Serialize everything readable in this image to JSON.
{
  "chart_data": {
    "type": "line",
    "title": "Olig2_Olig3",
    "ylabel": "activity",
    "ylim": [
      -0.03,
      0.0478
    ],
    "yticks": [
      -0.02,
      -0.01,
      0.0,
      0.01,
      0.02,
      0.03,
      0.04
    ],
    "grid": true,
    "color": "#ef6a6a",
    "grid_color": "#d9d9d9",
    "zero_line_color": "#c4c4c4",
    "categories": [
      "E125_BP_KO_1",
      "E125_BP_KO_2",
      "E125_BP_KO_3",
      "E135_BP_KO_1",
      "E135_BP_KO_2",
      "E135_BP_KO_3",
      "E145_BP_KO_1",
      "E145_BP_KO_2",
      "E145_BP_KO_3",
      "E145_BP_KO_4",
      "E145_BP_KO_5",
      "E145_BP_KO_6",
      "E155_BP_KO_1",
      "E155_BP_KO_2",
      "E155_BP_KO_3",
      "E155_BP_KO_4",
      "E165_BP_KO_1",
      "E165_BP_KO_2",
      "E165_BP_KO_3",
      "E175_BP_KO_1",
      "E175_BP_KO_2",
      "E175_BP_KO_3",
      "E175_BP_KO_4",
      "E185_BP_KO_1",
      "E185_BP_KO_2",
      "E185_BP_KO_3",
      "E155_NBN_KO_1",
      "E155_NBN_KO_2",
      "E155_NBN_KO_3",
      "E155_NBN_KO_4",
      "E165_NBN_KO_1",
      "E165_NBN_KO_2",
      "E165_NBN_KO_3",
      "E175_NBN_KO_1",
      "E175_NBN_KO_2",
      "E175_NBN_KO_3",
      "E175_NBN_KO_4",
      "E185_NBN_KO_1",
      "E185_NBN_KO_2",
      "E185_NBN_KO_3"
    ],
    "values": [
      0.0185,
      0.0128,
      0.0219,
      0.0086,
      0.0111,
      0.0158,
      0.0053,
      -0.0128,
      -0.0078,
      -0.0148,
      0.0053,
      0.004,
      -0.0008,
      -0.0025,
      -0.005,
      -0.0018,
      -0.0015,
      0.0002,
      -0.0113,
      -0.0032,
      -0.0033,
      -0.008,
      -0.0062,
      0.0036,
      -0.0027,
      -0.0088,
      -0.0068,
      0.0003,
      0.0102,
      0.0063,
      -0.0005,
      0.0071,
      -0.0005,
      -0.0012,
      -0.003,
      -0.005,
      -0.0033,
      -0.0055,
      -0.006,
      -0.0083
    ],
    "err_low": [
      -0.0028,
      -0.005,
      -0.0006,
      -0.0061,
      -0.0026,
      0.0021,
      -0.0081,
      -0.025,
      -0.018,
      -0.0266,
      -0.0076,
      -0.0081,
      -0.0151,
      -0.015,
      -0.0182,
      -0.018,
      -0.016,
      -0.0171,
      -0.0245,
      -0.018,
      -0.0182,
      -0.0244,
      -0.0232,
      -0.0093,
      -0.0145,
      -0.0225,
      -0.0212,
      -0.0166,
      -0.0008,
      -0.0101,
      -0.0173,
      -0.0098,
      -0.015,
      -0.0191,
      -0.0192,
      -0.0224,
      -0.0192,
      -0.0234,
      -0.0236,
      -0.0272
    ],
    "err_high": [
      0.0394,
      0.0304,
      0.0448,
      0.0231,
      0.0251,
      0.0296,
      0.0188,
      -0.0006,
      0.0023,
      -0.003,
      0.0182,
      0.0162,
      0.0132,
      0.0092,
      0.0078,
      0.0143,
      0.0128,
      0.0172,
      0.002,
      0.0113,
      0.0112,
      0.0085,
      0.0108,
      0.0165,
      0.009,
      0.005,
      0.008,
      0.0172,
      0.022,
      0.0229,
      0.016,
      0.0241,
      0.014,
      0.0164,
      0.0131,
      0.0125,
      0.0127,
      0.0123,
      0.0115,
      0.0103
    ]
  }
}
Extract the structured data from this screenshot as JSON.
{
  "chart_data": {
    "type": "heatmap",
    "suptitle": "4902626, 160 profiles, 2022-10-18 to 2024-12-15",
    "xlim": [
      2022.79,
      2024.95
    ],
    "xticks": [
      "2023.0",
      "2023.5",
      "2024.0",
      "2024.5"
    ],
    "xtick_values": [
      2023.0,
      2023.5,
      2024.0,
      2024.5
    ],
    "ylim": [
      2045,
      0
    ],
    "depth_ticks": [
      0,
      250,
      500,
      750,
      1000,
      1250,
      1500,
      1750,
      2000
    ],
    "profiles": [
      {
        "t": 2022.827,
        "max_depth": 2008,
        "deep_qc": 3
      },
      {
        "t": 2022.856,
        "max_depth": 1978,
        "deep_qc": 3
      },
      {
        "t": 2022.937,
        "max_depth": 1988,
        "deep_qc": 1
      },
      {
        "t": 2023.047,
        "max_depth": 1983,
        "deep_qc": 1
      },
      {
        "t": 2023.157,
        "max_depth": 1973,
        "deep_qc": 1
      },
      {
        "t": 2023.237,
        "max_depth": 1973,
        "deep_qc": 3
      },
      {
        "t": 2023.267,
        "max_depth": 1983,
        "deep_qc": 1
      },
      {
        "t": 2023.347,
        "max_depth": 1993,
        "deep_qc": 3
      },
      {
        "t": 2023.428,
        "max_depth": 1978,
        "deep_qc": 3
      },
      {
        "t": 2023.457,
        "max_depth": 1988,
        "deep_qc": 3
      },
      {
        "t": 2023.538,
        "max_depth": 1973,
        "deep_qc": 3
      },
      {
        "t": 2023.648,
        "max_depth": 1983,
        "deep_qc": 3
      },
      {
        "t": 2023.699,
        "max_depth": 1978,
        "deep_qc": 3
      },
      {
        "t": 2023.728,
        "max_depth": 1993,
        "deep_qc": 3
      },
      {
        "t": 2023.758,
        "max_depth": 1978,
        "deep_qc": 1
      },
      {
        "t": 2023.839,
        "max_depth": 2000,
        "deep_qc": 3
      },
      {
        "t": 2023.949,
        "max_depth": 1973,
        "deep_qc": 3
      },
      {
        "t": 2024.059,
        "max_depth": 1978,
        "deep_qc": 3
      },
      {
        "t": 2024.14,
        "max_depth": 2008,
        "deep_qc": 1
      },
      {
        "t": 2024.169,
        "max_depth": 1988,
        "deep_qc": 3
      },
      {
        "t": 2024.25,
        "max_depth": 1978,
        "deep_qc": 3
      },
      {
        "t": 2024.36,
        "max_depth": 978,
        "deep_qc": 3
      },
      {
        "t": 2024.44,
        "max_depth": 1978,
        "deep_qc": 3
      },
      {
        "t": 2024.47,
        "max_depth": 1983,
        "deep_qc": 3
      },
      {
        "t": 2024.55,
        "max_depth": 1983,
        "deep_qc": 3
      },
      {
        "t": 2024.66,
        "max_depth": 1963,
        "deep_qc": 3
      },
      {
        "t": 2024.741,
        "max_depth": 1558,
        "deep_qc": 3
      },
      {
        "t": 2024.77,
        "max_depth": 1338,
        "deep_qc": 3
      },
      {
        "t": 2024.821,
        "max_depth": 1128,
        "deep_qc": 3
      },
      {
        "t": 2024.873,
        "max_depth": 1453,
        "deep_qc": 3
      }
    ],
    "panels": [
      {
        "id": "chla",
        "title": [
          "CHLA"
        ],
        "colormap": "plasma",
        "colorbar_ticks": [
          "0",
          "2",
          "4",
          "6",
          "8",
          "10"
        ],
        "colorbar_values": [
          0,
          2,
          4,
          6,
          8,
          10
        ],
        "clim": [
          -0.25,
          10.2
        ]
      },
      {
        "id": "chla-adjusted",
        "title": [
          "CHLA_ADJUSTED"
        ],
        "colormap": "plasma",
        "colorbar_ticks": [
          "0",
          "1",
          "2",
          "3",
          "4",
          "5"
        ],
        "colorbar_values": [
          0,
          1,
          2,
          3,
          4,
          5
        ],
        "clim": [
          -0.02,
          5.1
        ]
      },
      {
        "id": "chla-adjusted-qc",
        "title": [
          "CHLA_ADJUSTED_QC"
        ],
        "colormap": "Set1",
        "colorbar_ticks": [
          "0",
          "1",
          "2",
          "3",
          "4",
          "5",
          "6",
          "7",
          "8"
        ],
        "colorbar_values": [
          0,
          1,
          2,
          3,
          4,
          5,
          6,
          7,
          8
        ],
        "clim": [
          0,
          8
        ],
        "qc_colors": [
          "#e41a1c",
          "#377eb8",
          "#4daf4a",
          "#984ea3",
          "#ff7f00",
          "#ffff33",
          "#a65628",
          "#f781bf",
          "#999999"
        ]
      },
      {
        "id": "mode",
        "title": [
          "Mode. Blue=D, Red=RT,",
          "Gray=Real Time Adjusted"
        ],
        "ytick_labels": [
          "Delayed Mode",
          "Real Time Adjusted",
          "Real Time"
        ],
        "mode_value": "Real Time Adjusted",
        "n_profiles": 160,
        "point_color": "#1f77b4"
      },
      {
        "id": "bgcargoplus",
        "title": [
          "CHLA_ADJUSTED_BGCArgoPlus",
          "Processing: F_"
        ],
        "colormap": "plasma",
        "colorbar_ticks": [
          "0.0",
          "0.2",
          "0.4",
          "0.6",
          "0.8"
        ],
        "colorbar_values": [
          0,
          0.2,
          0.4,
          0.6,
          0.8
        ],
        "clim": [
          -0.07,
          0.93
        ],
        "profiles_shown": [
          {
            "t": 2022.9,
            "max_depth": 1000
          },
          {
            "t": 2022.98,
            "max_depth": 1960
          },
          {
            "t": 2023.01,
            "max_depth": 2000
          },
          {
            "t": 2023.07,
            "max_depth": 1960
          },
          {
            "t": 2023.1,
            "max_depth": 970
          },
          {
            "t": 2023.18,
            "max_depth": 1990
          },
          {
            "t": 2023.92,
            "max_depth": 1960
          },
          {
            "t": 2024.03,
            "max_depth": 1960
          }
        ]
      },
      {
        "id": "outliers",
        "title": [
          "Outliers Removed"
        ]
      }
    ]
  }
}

**Objective**
In the entries above, identify every line with the string "Time".

**Exercise output**
          "Gray=Real Time Adjusted"
          "Real Time Adjusted",
          "Real Time"
        "mode_value": "Real Time Adjusted",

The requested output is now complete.